Without including any pictures, write out the listing below exactly.

══════

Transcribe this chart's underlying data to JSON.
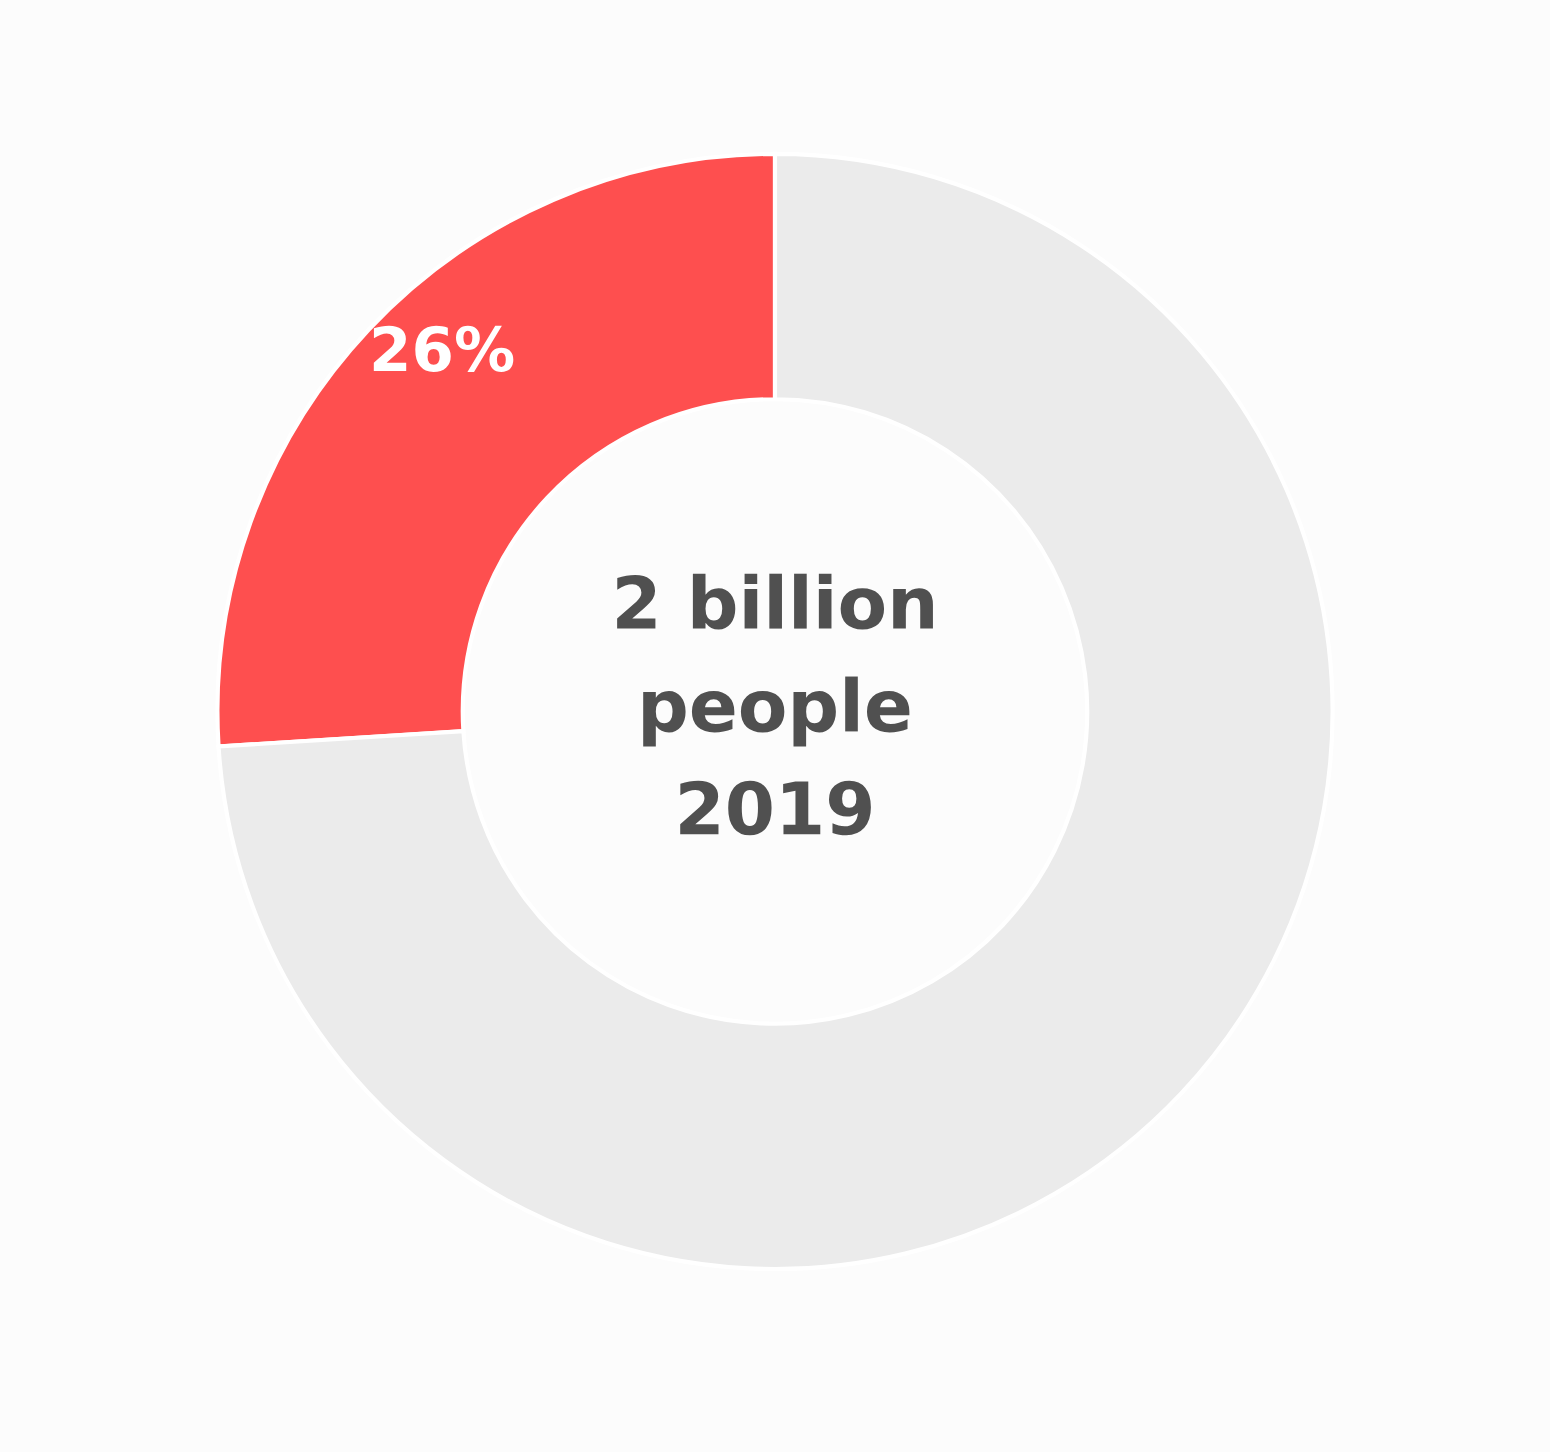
{
  "chart_data": {
    "type": "donut",
    "categories": [
      null,
      null
    ],
    "values": [
      26,
      74
    ],
    "colors": [
      "#fe4f4f",
      "#ebebeb"
    ],
    "value_labels": [
      "26%",
      null
    ],
    "annotations": [
      "2 billion\npeople\n2019"
    ],
    "legend": false
  }
}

══════

**Result for this exercise:**
Transcribe this chart's underlying data to JSON.
{
  "chart_data": {
    "type": "donut",
    "categories": [
      null,
      null
    ],
    "values": [
      26,
      74
    ],
    "colors": [
      "#fe4f4f",
      "#ebebeb"
    ],
    "value_labels": [
      "26%",
      null
    ],
    "annotations": [
      "2 billion\npeople\n2019"
    ],
    "legend": false
  }
}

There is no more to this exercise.